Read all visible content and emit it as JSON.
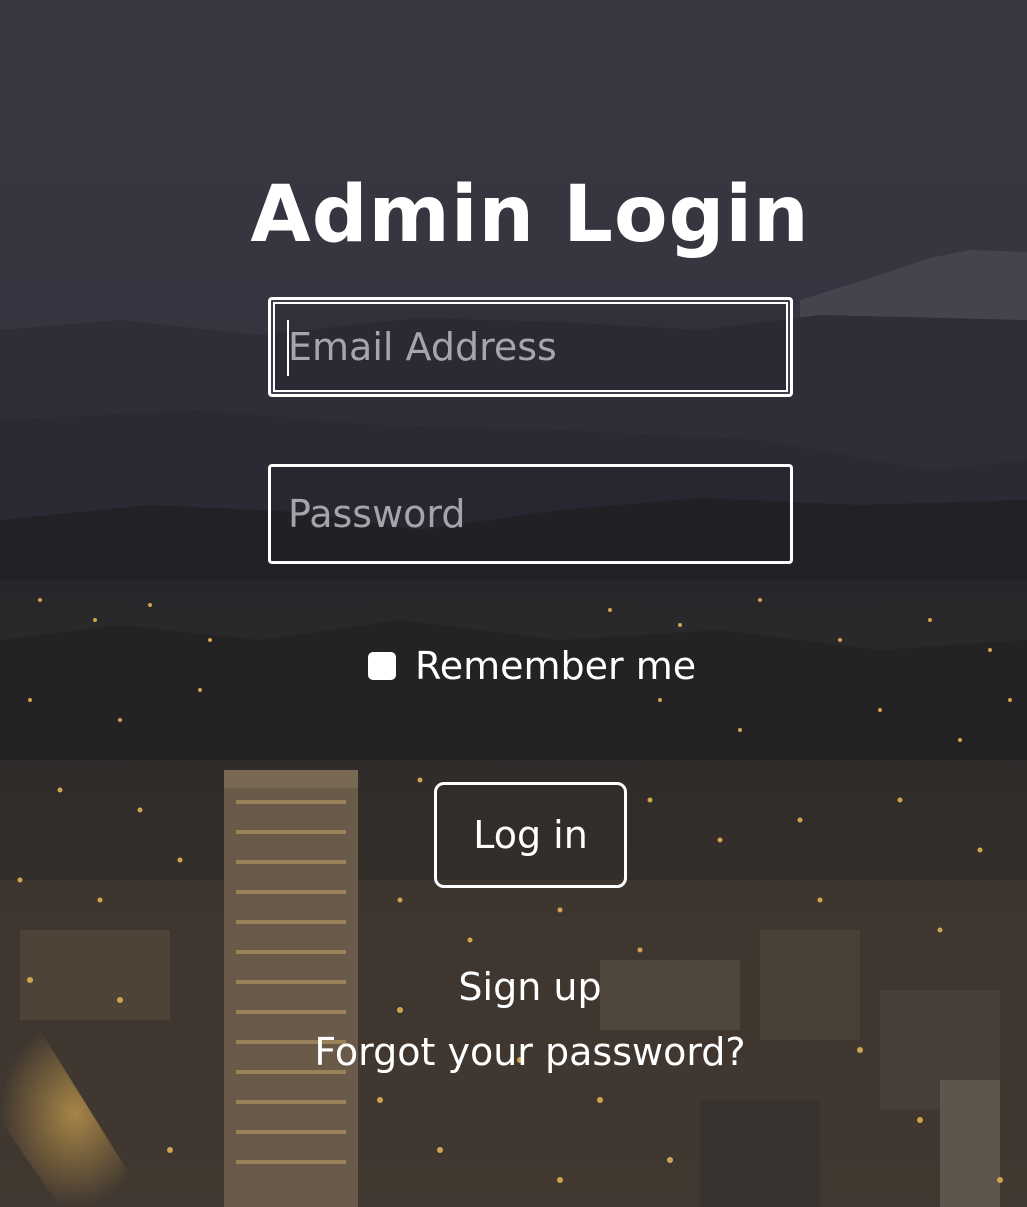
{
  "page": {
    "title": "Admin Login"
  },
  "form": {
    "email": {
      "value": "",
      "placeholder": "Email Address"
    },
    "password": {
      "value": "",
      "placeholder": "Password"
    },
    "remember": {
      "label": "Remember me",
      "checked": false
    },
    "submit_label": "Log in"
  },
  "links": {
    "signup": "Sign up",
    "forgot": "Forgot your password?"
  },
  "colors": {
    "text": "#ffffff",
    "sky": "#3e3d48",
    "city_lights": "#f2c14e"
  },
  "background": {
    "description_icon": "city-night-skyline-image"
  }
}
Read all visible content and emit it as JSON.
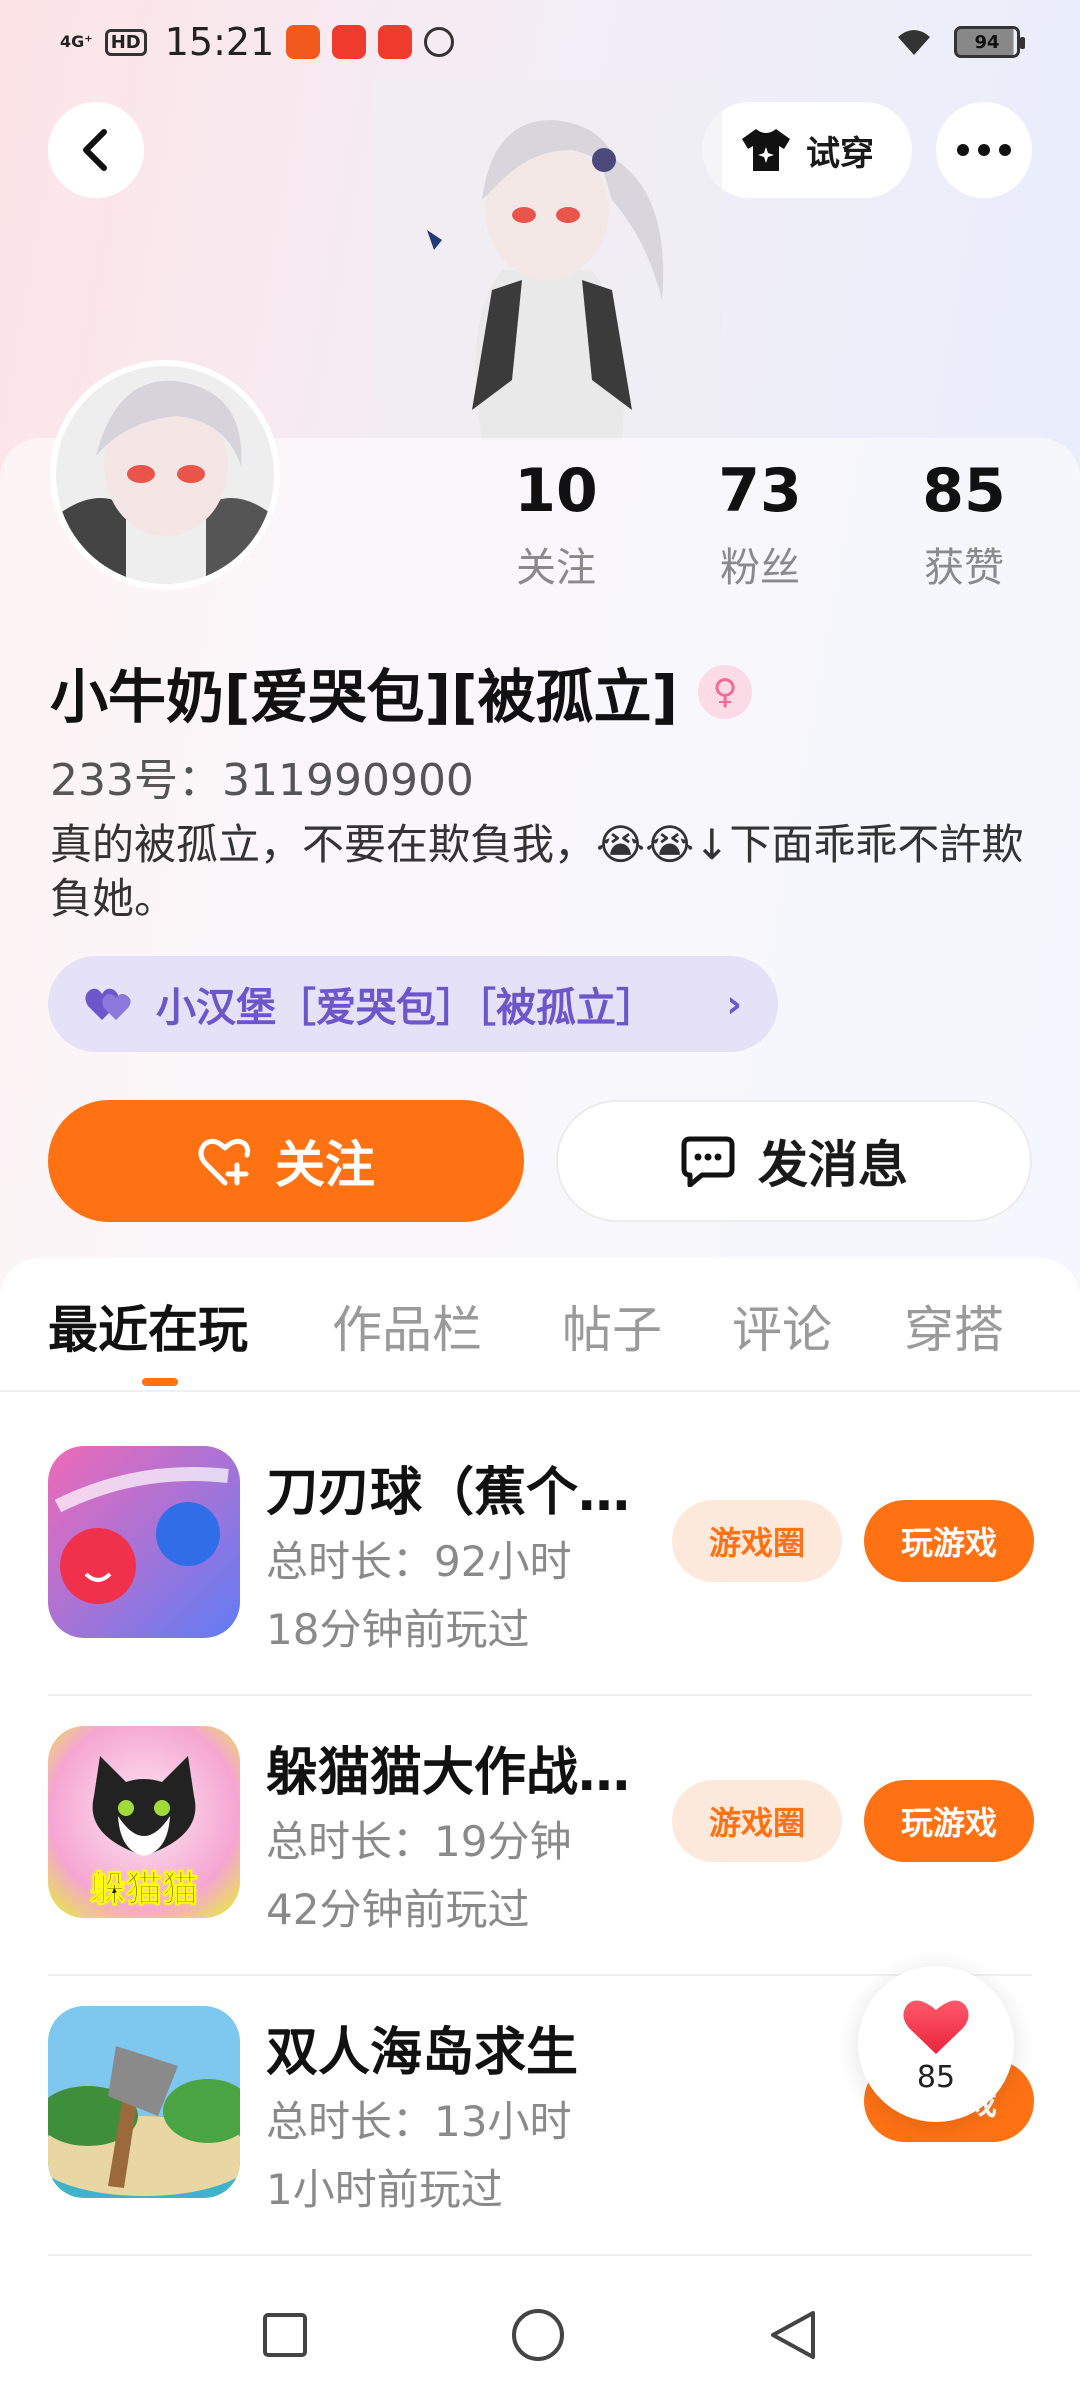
{
  "status_bar": {
    "network": "4G⁺",
    "hd": "HD",
    "time": "15:21",
    "battery": "94"
  },
  "header": {
    "tryon_label": "试穿"
  },
  "profile": {
    "stats": [
      {
        "value": "10",
        "label": "关注"
      },
      {
        "value": "73",
        "label": "粉丝"
      },
      {
        "value": "85",
        "label": "获赞"
      }
    ],
    "name": "小牛奶[爱哭包][被孤立]",
    "gender_symbol": "♀",
    "uid": "233号：311990900",
    "bio": "真的被孤立，不要在欺負我，😭😭↓下面乖乖不許欺負她。",
    "cp_tag": "小汉堡［爱哭包］［被孤立］",
    "follow_label": "关注",
    "message_label": "发消息"
  },
  "tabs": [
    "最近在玩",
    "作品栏",
    "帖子",
    "评论",
    "穿搭"
  ],
  "games": [
    {
      "title": "刀刃球（蕉个…",
      "duration": "总时长：92小时",
      "last_played": "18分钟前玩过",
      "circle_label": "游戏圈",
      "play_label": "玩游戏"
    },
    {
      "title": "躲猫猫大作战…",
      "duration": "总时长：19分钟",
      "last_played": "42分钟前玩过",
      "circle_label": "游戏圈",
      "play_label": "玩游戏",
      "icon_text": "躲猫猫"
    },
    {
      "title": "双人海岛求生",
      "duration": "总时长：13小时",
      "last_played": "1小时前玩过",
      "play_label": "玩游戏"
    }
  ],
  "like_float": {
    "count": "85"
  },
  "colors": {
    "accent": "#ff7214",
    "cp_purple": "#6b57c9"
  }
}
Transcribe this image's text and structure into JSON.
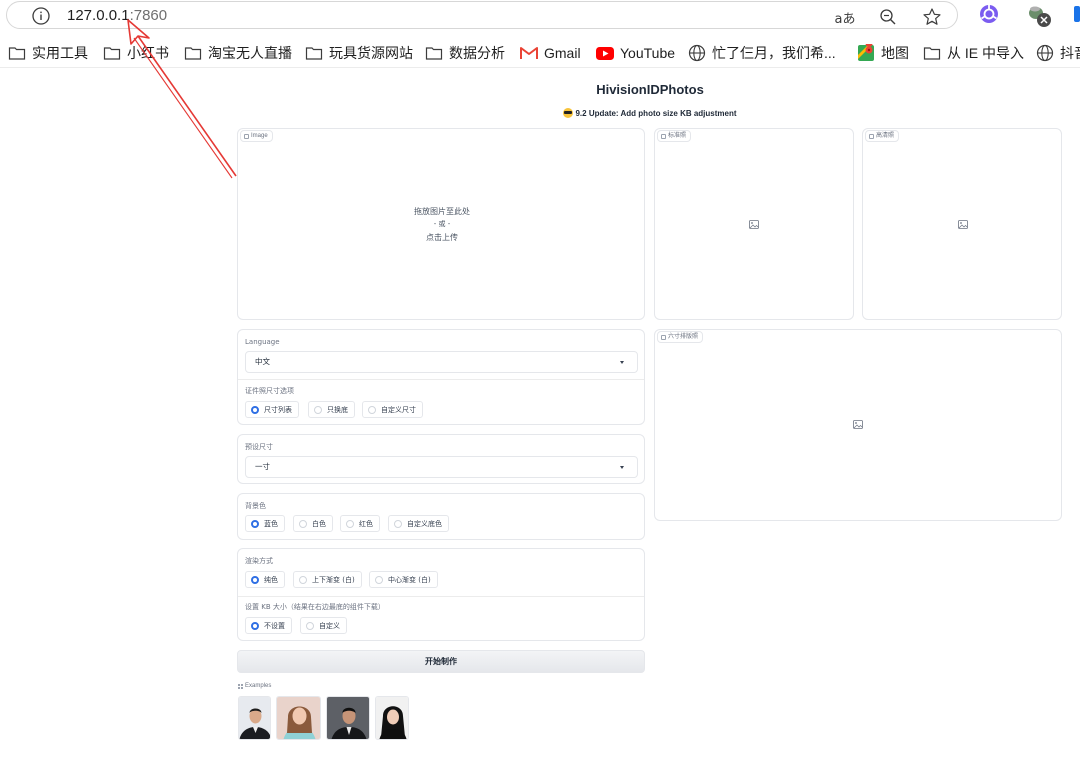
{
  "browser": {
    "url_host": "127.0.0.1",
    "url_port": ":7860",
    "translate_label": "aあ",
    "ext_badge": "X"
  },
  "bookmarks": [
    {
      "label": "实用工具",
      "icon": "folder-icon"
    },
    {
      "label": "小红书",
      "icon": "folder-icon"
    },
    {
      "label": "淘宝无人直播",
      "icon": "folder-icon"
    },
    {
      "label": "玩具货源网站",
      "icon": "folder-icon"
    },
    {
      "label": "数据分析",
      "icon": "folder-icon"
    },
    {
      "label": "Gmail",
      "icon": "gmail-icon"
    },
    {
      "label": "YouTube",
      "icon": "youtube-icon"
    },
    {
      "label": "忙了仨月，我们希...",
      "icon": "globe-icon"
    },
    {
      "label": "地图",
      "icon": "maps-icon"
    },
    {
      "label": "从 IE 中导入",
      "icon": "folder-icon"
    },
    {
      "label": "抖音",
      "icon": "globe-icon"
    }
  ],
  "app": {
    "title": "HivisionIDPhotos",
    "subtitle": "9.2 Update: Add photo size KB adjustment"
  },
  "image_input": {
    "tag": "Image",
    "line1": "拖放图片至此处",
    "line2": "- 或 -",
    "line3": "点击上传"
  },
  "outputs": {
    "standard_tag": "标准照",
    "hd_tag": "高清照",
    "layout_tag": "六寸排版照"
  },
  "form": {
    "language_label": "Language",
    "language_value": "中文",
    "size_option_label": "证件照尺寸选项",
    "size_options": [
      "尺寸列表",
      "只换底",
      "自定义尺寸"
    ],
    "size_selected": 0,
    "preset_label": "预设尺寸",
    "preset_value": "一寸",
    "bg_label": "背景色",
    "bg_options": [
      "蓝色",
      "白色",
      "红色",
      "自定义底色"
    ],
    "bg_selected": 0,
    "render_label": "渲染方式",
    "render_options": [
      "纯色",
      "上下渐变 (白)",
      "中心渐变 (白)"
    ],
    "render_selected": 0,
    "kb_label": "设置 KB 大小（结果在右边最底的组件下载）",
    "kb_options": [
      "不设置",
      "自定义"
    ],
    "kb_selected": 0,
    "start_button": "开始制作"
  },
  "examples": {
    "label": "Examples",
    "items": [
      "example-photo-1",
      "example-photo-2",
      "example-photo-3",
      "example-photo-4"
    ]
  },
  "colors": {
    "accent_blue": "#2f6fe4",
    "annotation_red": "#e53935",
    "ext_purple": "#7b5cf0"
  }
}
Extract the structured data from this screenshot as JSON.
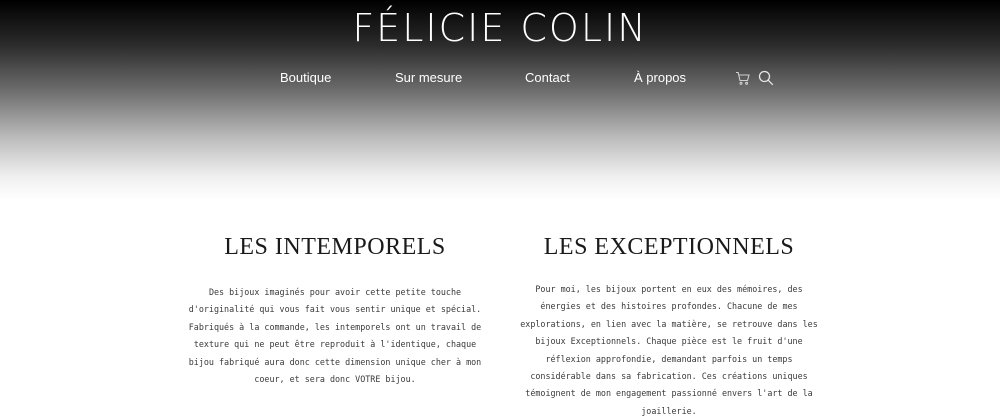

__Required task__: Give the number of lines that hold the word "this" in these records, with nothing added.

__Right answer__: 2